* DIRECTION *
Give the count of lines in the data that include "DynamicColour", with no other words.

## Start INPUT RECORDS

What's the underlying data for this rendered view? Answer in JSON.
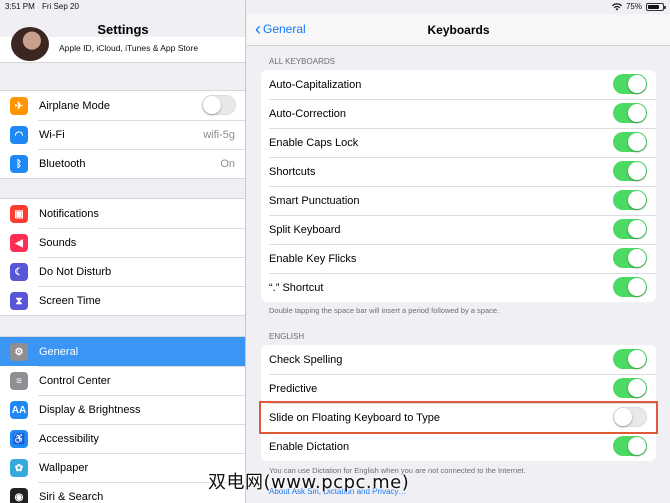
{
  "status_bar": {
    "time": "3:51 PM",
    "date": "Fri Sep 20",
    "battery": "75%",
    "wifi_icon": "wifi-icon",
    "battery_level": 0.75
  },
  "sidebar": {
    "title": "Settings",
    "profile_subtitle": "Apple ID, iCloud, iTunes & App Store",
    "groups": [
      [
        {
          "label": "Airplane Mode",
          "icon": "airplane-icon",
          "color": "#ff9500",
          "toggle": "off"
        },
        {
          "label": "Wi-Fi",
          "icon": "wifi-icon",
          "color": "#1e88f5",
          "value": "wifi-5g"
        },
        {
          "label": "Bluetooth",
          "icon": "bluetooth-icon",
          "color": "#1e88f5",
          "value": "On"
        }
      ],
      [
        {
          "label": "Notifications",
          "icon": "notifications-icon",
          "color": "#ff3b30"
        },
        {
          "label": "Sounds",
          "icon": "sounds-icon",
          "color": "#ff2d55"
        },
        {
          "label": "Do Not Disturb",
          "icon": "moon-icon",
          "color": "#5856d6"
        },
        {
          "label": "Screen Time",
          "icon": "hourglass-icon",
          "color": "#5856d6"
        }
      ],
      [
        {
          "label": "General",
          "icon": "gear-icon",
          "color": "#8e8e93",
          "selected": true
        },
        {
          "label": "Control Center",
          "icon": "control-center-icon",
          "color": "#8e8e93"
        },
        {
          "label": "Display & Brightness",
          "icon": "display-icon",
          "color": "#1e88f5"
        },
        {
          "label": "Accessibility",
          "icon": "accessibility-icon",
          "color": "#1e88f5"
        },
        {
          "label": "Wallpaper",
          "icon": "wallpaper-icon",
          "color": "#34aadc"
        },
        {
          "label": "Siri & Search",
          "icon": "siri-icon",
          "color": "#222222"
        }
      ]
    ]
  },
  "detail": {
    "back_label": "General",
    "title": "Keyboards",
    "all_keyboards_header": "ALL KEYBOARDS",
    "all_keyboards": [
      {
        "label": "Auto-Capitalization",
        "on": true
      },
      {
        "label": "Auto-Correction",
        "on": true
      },
      {
        "label": "Enable Caps Lock",
        "on": true
      },
      {
        "label": "Shortcuts",
        "on": true
      },
      {
        "label": "Smart Punctuation",
        "on": true
      },
      {
        "label": "Split Keyboard",
        "on": true
      },
      {
        "label": "Enable Key Flicks",
        "on": true
      },
      {
        "label": "“.” Shortcut",
        "on": true
      }
    ],
    "all_keyboards_footer": "Double tapping the space bar will insert a period followed by a space.",
    "english_header": "ENGLISH",
    "english": [
      {
        "label": "Check Spelling",
        "on": true
      },
      {
        "label": "Predictive",
        "on": true
      },
      {
        "label": "Slide on Floating Keyboard to Type",
        "on": false,
        "highlighted": true
      },
      {
        "label": "Enable Dictation",
        "on": true
      }
    ],
    "english_footer": "You can use Dictation for English when you are not connected to the Internet.",
    "english_footer_link": "About Ask Siri, Dictation and Privacy…"
  },
  "colors": {
    "accent": "#1577f8",
    "toggle_on": "#4cd964",
    "selected_row": "#3a95f4",
    "highlight_box": "#e05a3a"
  },
  "watermark": "双电网(www.pcpc.me)"
}
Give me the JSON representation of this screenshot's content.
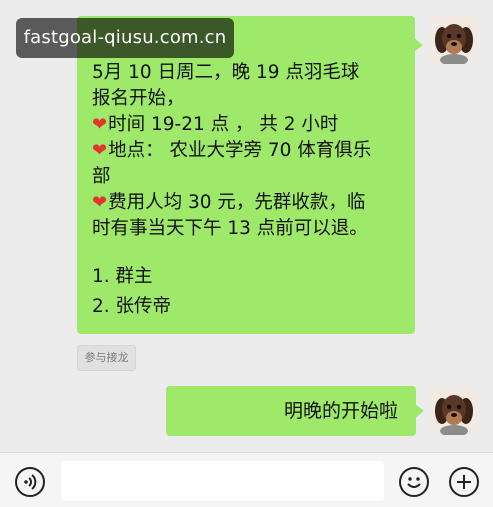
{
  "watermark": {
    "text": "fastgoal-qiusu.com.cn"
  },
  "messages": [
    {
      "sender": "self",
      "avatar_icon": "dog-avatar-icon",
      "lines": [
        {
          "heart": false,
          "text": "5月 10 日周二，晚 19 点羽毛球"
        },
        {
          "heart": false,
          "text": "报名开始，"
        },
        {
          "heart": true,
          "text": "时间 19-21 点 ， 共 2 小时"
        },
        {
          "heart": true,
          "text": "地点： 农业大学旁 70 体育俱乐"
        },
        {
          "heart": false,
          "text": "部"
        },
        {
          "heart": true,
          "text": "费用人均 30 元，先群收款，临"
        },
        {
          "heart": false,
          "text": "时有事当天下午 13 点前可以退。"
        }
      ],
      "list": [
        "1. 群主",
        "2. 张传帝"
      ]
    },
    {
      "sender": "self",
      "avatar_icon": "dog-avatar-icon",
      "text": "明晚的开始啦"
    }
  ],
  "join_chip": {
    "label": "参与接龙"
  },
  "input_bar": {
    "voice_icon": "voice-icon",
    "emoji_icon": "emoji-icon",
    "add_icon": "plus-icon",
    "value": ""
  },
  "colors": {
    "bubble": "#9ee86a",
    "background": "#ececec",
    "heart": "#e0362e"
  }
}
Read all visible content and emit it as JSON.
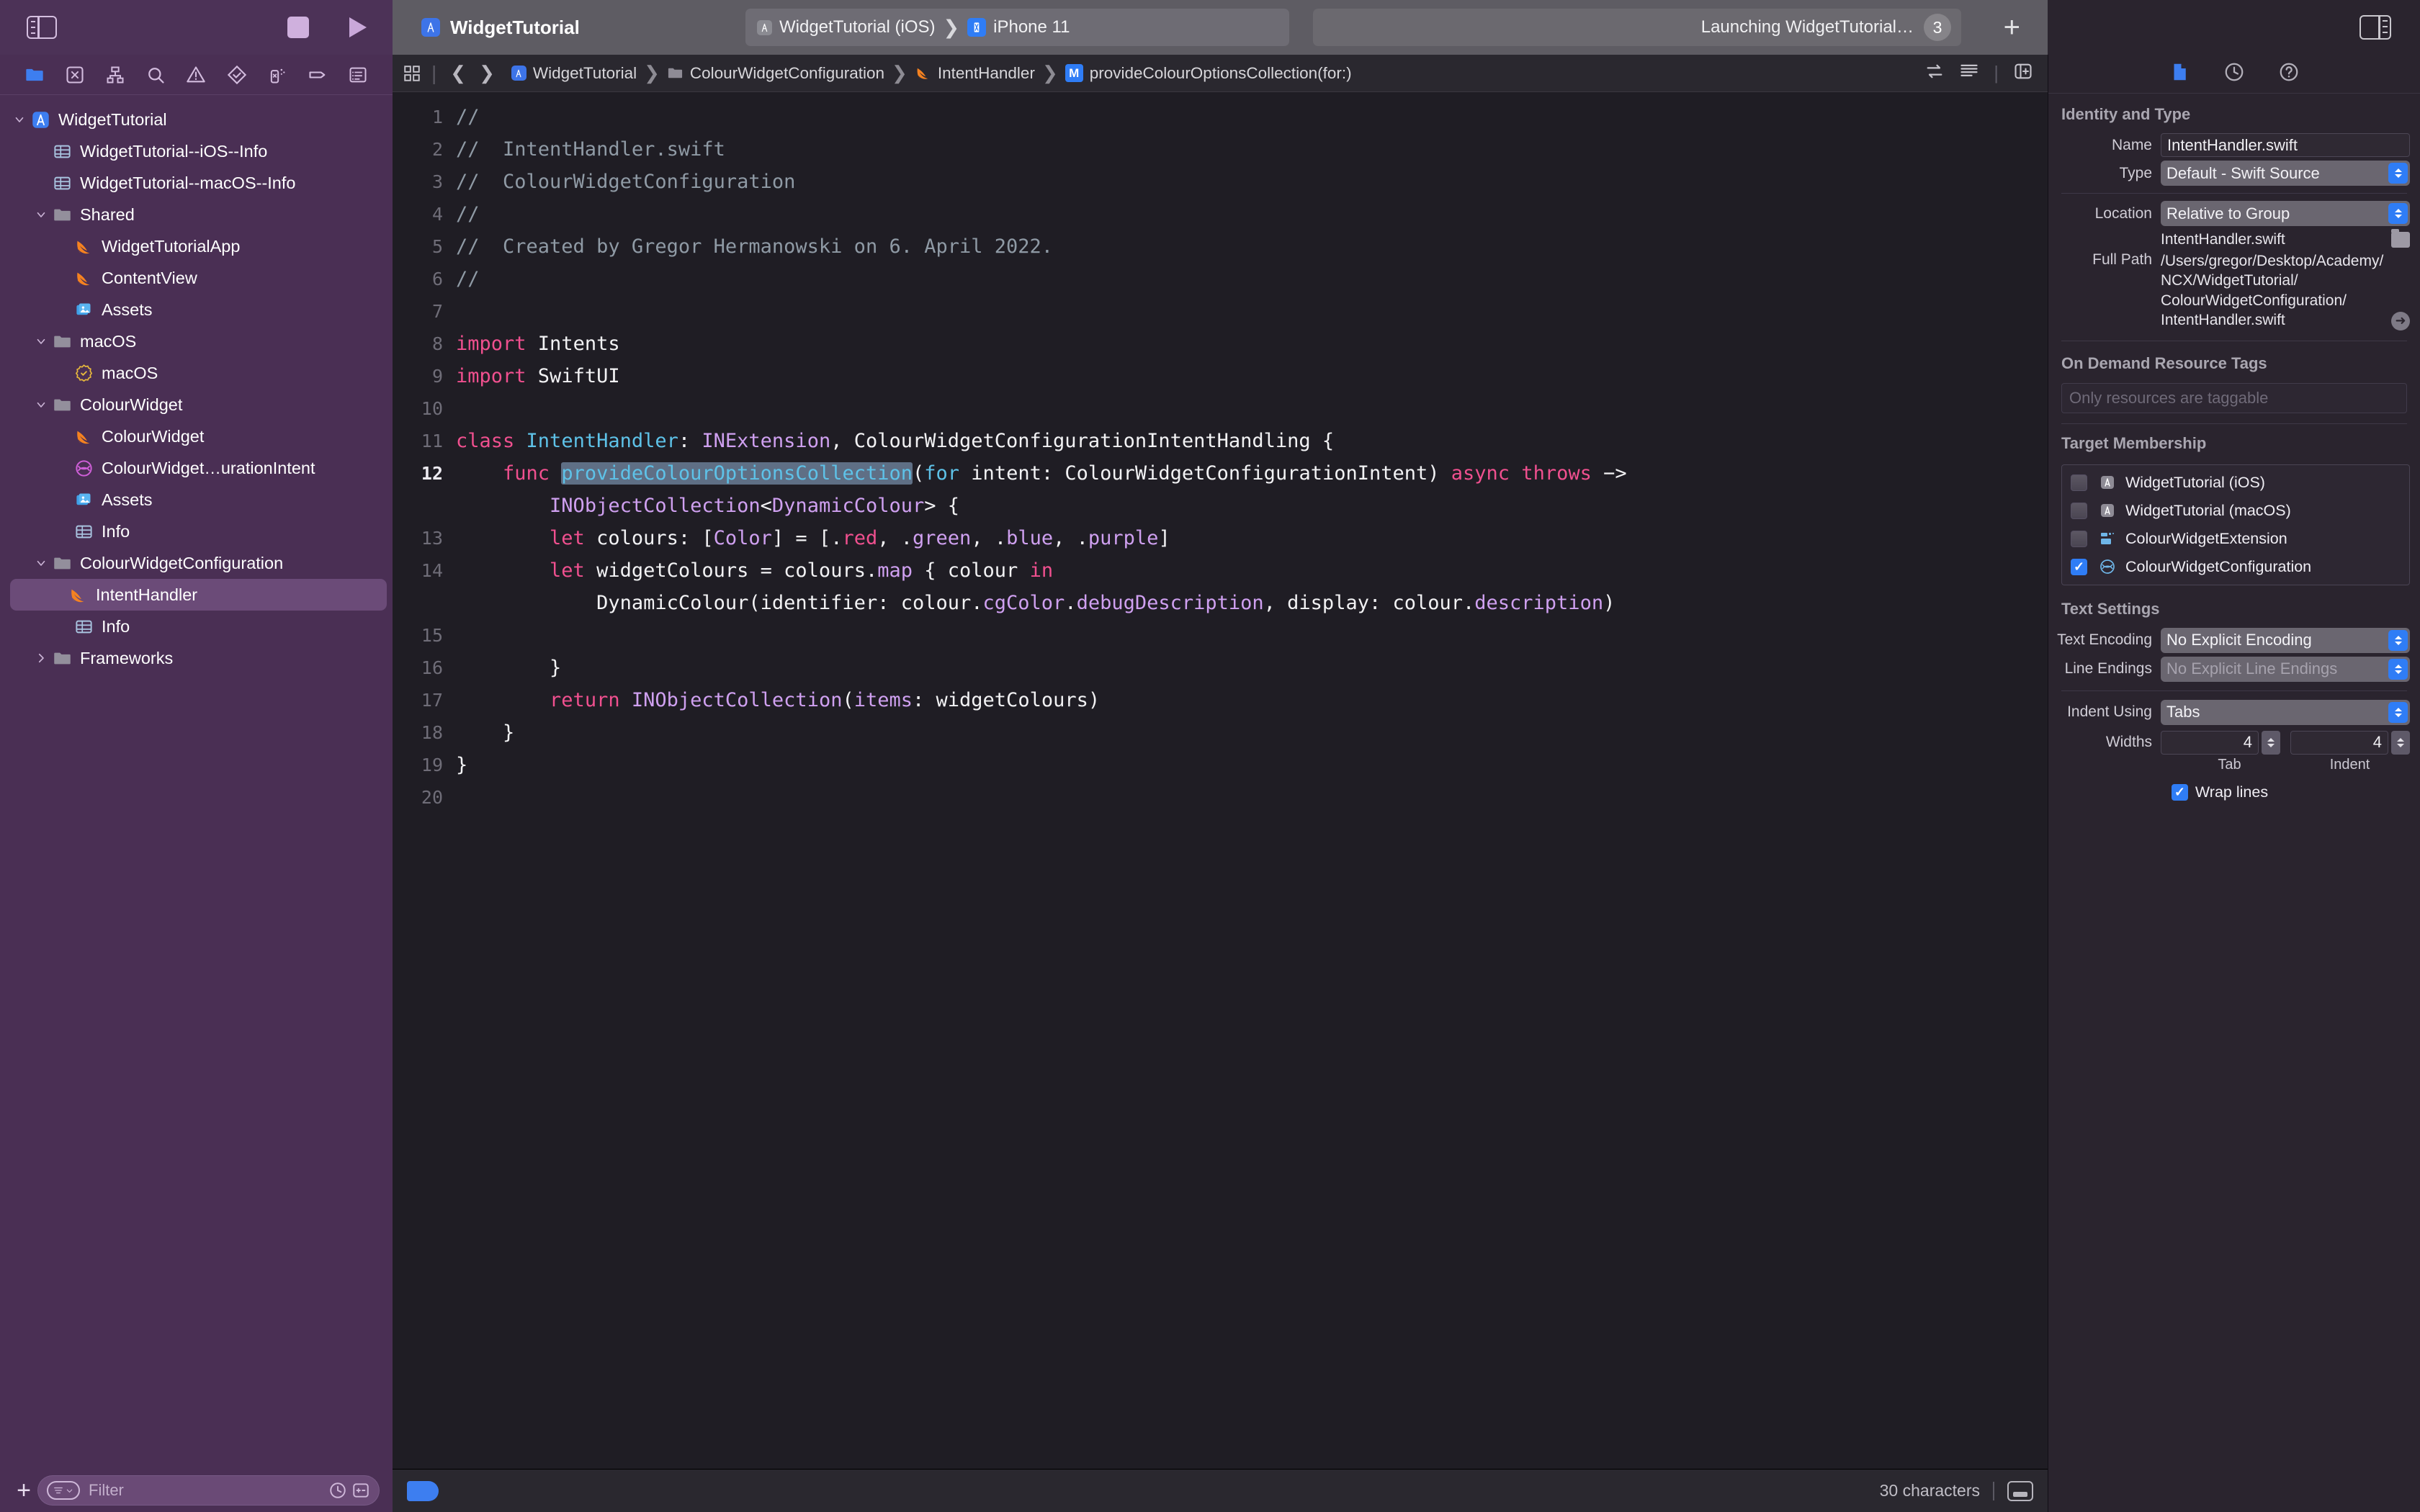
{
  "toolbar": {
    "project_title": "WidgetTutorial",
    "scheme_name": "WidgetTutorial (iOS)",
    "device_name": "iPhone 11",
    "status_text": "Launching WidgetTutorial…",
    "status_badge": "3",
    "add_label": "+"
  },
  "navigator": {
    "icons": [
      "folder-icon",
      "source-control-icon",
      "symbol-hierarchy-icon",
      "search-icon",
      "warning-icon",
      "test-diamond-icon",
      "debug-spray-icon",
      "breakpoint-tag-icon",
      "report-list-icon"
    ],
    "tree": [
      {
        "label": "WidgetTutorial",
        "indent": 0,
        "icon": "app-icon",
        "disclosure": "open",
        "selected": false
      },
      {
        "label": "WidgetTutorial--iOS--Info",
        "indent": 1,
        "icon": "plist-icon",
        "disclosure": "none",
        "selected": false
      },
      {
        "label": "WidgetTutorial--macOS--Info",
        "indent": 1,
        "icon": "plist-icon",
        "disclosure": "none",
        "selected": false
      },
      {
        "label": "Shared",
        "indent": 1,
        "icon": "folder-icon",
        "disclosure": "open",
        "selected": false
      },
      {
        "label": "WidgetTutorialApp",
        "indent": 2,
        "icon": "swift-icon",
        "disclosure": "none",
        "selected": false
      },
      {
        "label": "ContentView",
        "indent": 2,
        "icon": "swift-icon",
        "disclosure": "none",
        "selected": false
      },
      {
        "label": "Assets",
        "indent": 2,
        "icon": "assets-icon",
        "disclosure": "none",
        "selected": false
      },
      {
        "label": "macOS",
        "indent": 1,
        "icon": "folder-icon",
        "disclosure": "open",
        "selected": false
      },
      {
        "label": "macOS",
        "indent": 2,
        "icon": "entitlements-icon",
        "disclosure": "none",
        "selected": false
      },
      {
        "label": "ColourWidget",
        "indent": 1,
        "icon": "folder-icon",
        "disclosure": "open",
        "selected": false
      },
      {
        "label": "ColourWidget",
        "indent": 2,
        "icon": "swift-icon",
        "disclosure": "none",
        "selected": false
      },
      {
        "label": "ColourWidget…urationIntent",
        "indent": 2,
        "icon": "intent-icon",
        "disclosure": "none",
        "selected": false
      },
      {
        "label": "Assets",
        "indent": 2,
        "icon": "assets-icon",
        "disclosure": "none",
        "selected": false
      },
      {
        "label": "Info",
        "indent": 2,
        "icon": "plist-icon",
        "disclosure": "none",
        "selected": false
      },
      {
        "label": "ColourWidgetConfiguration",
        "indent": 1,
        "icon": "folder-icon",
        "disclosure": "open",
        "selected": false
      },
      {
        "label": "IntentHandler",
        "indent": 2,
        "icon": "swift-icon",
        "disclosure": "none",
        "selected": true
      },
      {
        "label": "Info",
        "indent": 2,
        "icon": "plist-icon",
        "disclosure": "none",
        "selected": false
      },
      {
        "label": "Frameworks",
        "indent": 1,
        "icon": "folder-icon",
        "disclosure": "closed",
        "selected": false
      }
    ],
    "filter_placeholder": "Filter",
    "add_label": "+"
  },
  "breadcrumb": [
    {
      "label": "WidgetTutorial",
      "icon": "app-icon"
    },
    {
      "label": "ColourWidgetConfiguration",
      "icon": "folder-icon"
    },
    {
      "label": "IntentHandler",
      "icon": "swift-icon"
    },
    {
      "label": "provideColourOptionsCollection(for:)",
      "icon": "method-badge"
    }
  ],
  "editor": {
    "char_count": "30 characters",
    "lines": [
      {
        "n": "1",
        "tokens": [
          {
            "t": "//",
            "c": "cmt"
          }
        ]
      },
      {
        "n": "2",
        "tokens": [
          {
            "t": "//  IntentHandler.swift",
            "c": "cmt"
          }
        ]
      },
      {
        "n": "3",
        "tokens": [
          {
            "t": "//  ColourWidgetConfiguration",
            "c": "cmt"
          }
        ]
      },
      {
        "n": "4",
        "tokens": [
          {
            "t": "//",
            "c": "cmt"
          }
        ]
      },
      {
        "n": "5",
        "tokens": [
          {
            "t": "//  Created by Gregor Hermanowski on 6. April 2022.",
            "c": "cmt"
          }
        ]
      },
      {
        "n": "6",
        "tokens": [
          {
            "t": "//",
            "c": "cmt"
          }
        ]
      },
      {
        "n": "7",
        "tokens": []
      },
      {
        "n": "8",
        "tokens": [
          {
            "t": "import",
            "c": "kw"
          },
          {
            "t": " Intents",
            "c": "pln"
          }
        ]
      },
      {
        "n": "9",
        "tokens": [
          {
            "t": "import",
            "c": "kw"
          },
          {
            "t": " SwiftUI",
            "c": "pln"
          }
        ]
      },
      {
        "n": "10",
        "tokens": []
      },
      {
        "n": "11",
        "tokens": [
          {
            "t": "class",
            "c": "kw"
          },
          {
            "t": " ",
            "c": "pln"
          },
          {
            "t": "IntentHandler",
            "c": "typ"
          },
          {
            "t": ": ",
            "c": "pln"
          },
          {
            "t": "INExtension",
            "c": "prp"
          },
          {
            "t": ", ColourWidgetConfigurationIntentHandling {",
            "c": "pln"
          }
        ]
      },
      {
        "n": "12",
        "current": true,
        "tokens": [
          {
            "t": "    ",
            "c": "pln"
          },
          {
            "t": "func",
            "c": "kw"
          },
          {
            "t": " ",
            "c": "pln"
          },
          {
            "t": "provideColourOptionsCollection",
            "c": "typ",
            "sel": true
          },
          {
            "t": "(",
            "c": "pln"
          },
          {
            "t": "for",
            "c": "typ"
          },
          {
            "t": " intent: ColourWidgetConfigurationIntent) ",
            "c": "pln"
          },
          {
            "t": "async",
            "c": "kw"
          },
          {
            "t": " ",
            "c": "pln"
          },
          {
            "t": "throws",
            "c": "kw"
          },
          {
            "t": " −>",
            "c": "pln"
          }
        ]
      },
      {
        "n": "",
        "tokens": [
          {
            "t": "        ",
            "c": "pln"
          },
          {
            "t": "INObjectCollection",
            "c": "prp"
          },
          {
            "t": "<",
            "c": "pln"
          },
          {
            "t": "DynamicColour",
            "c": "prp"
          },
          {
            "t": "> {",
            "c": "pln"
          }
        ]
      },
      {
        "n": "13",
        "tokens": [
          {
            "t": "        ",
            "c": "pln"
          },
          {
            "t": "let",
            "c": "kw"
          },
          {
            "t": " colours: [",
            "c": "pln"
          },
          {
            "t": "Color",
            "c": "prp"
          },
          {
            "t": "] = [.",
            "c": "pln"
          },
          {
            "t": "red",
            "c": "kw"
          },
          {
            "t": ", .",
            "c": "pln"
          },
          {
            "t": "green",
            "c": "prp"
          },
          {
            "t": ", .",
            "c": "pln"
          },
          {
            "t": "blue",
            "c": "prp"
          },
          {
            "t": ", .",
            "c": "pln"
          },
          {
            "t": "purple",
            "c": "prp"
          },
          {
            "t": "]",
            "c": "pln"
          }
        ]
      },
      {
        "n": "14",
        "tokens": [
          {
            "t": "        ",
            "c": "pln"
          },
          {
            "t": "let",
            "c": "kw"
          },
          {
            "t": " widgetColours = colours.",
            "c": "pln"
          },
          {
            "t": "map",
            "c": "prp"
          },
          {
            "t": " { colour ",
            "c": "pln"
          },
          {
            "t": "in",
            "c": "kw"
          }
        ]
      },
      {
        "n": "",
        "tokens": [
          {
            "t": "            DynamicColour(identifier: colour.",
            "c": "pln"
          },
          {
            "t": "cgColor",
            "c": "prp"
          },
          {
            "t": ".",
            "c": "pln"
          },
          {
            "t": "debugDescription",
            "c": "prp"
          },
          {
            "t": ", display: colour.",
            "c": "pln"
          },
          {
            "t": "description",
            "c": "prp"
          },
          {
            "t": ")",
            "c": "pln"
          }
        ]
      },
      {
        "n": "15",
        "tokens": []
      },
      {
        "n": "16",
        "tokens": [
          {
            "t": "        }",
            "c": "pln"
          }
        ]
      },
      {
        "n": "17",
        "tokens": [
          {
            "t": "        ",
            "c": "pln"
          },
          {
            "t": "return",
            "c": "kw"
          },
          {
            "t": " ",
            "c": "pln"
          },
          {
            "t": "INObjectCollection",
            "c": "prp"
          },
          {
            "t": "(",
            "c": "pln"
          },
          {
            "t": "items",
            "c": "prp"
          },
          {
            "t": ": widgetColours)",
            "c": "pln"
          }
        ]
      },
      {
        "n": "18",
        "tokens": [
          {
            "t": "    }",
            "c": "pln"
          }
        ]
      },
      {
        "n": "19",
        "tokens": [
          {
            "t": "}",
            "c": "pln"
          }
        ]
      },
      {
        "n": "20",
        "tokens": []
      }
    ]
  },
  "inspector": {
    "tabs": [
      "file-inspector-icon",
      "history-inspector-icon",
      "quick-help-icon"
    ],
    "identity_title": "Identity and Type",
    "name_label": "Name",
    "name_value": "IntentHandler.swift",
    "type_label": "Type",
    "type_value": "Default - Swift Source",
    "location_label": "Location",
    "location_value": "Relative to Group",
    "location_filename": "IntentHandler.swift",
    "full_path_label": "Full Path",
    "full_path_value": "/Users/gregor/Desktop/Academy/NCX/WidgetTutorial/ColourWidgetConfiguration/IntentHandler.swift",
    "odr_title": "On Demand Resource Tags",
    "odr_placeholder": "Only resources are taggable",
    "target_title": "Target Membership",
    "targets": [
      {
        "label": "WidgetTutorial (iOS)",
        "checked": false,
        "icon": "app-target-icon"
      },
      {
        "label": "WidgetTutorial (macOS)",
        "checked": false,
        "icon": "app-target-icon"
      },
      {
        "label": "ColourWidgetExtension",
        "checked": false,
        "icon": "extension-target-icon"
      },
      {
        "label": "ColourWidgetConfiguration",
        "checked": true,
        "icon": "intent-target-icon"
      }
    ],
    "text_title": "Text Settings",
    "encoding_label": "Text Encoding",
    "encoding_value": "No Explicit Encoding",
    "endings_label": "Line Endings",
    "endings_value": "No Explicit Line Endings",
    "indent_label": "Indent Using",
    "indent_value": "Tabs",
    "widths_label": "Widths",
    "tab_width": "4",
    "indent_width": "4",
    "tab_caption": "Tab",
    "indent_caption": "Indent",
    "wrap_label": "Wrap lines",
    "wrap_checked": true
  },
  "colors": {
    "accent_blue": "#2f7df6",
    "navigator_purple": "#4a2f54",
    "editor_bg": "#1f1d24",
    "keyword_pink": "#f0508f",
    "type_cyan": "#5ec2e8",
    "property_purple": "#cfa0f0",
    "comment_gray": "#8f9aa5",
    "swift_orange": "#f58220"
  }
}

## End INPUT RECORDS

* ANSWER FOR THE TASK *
2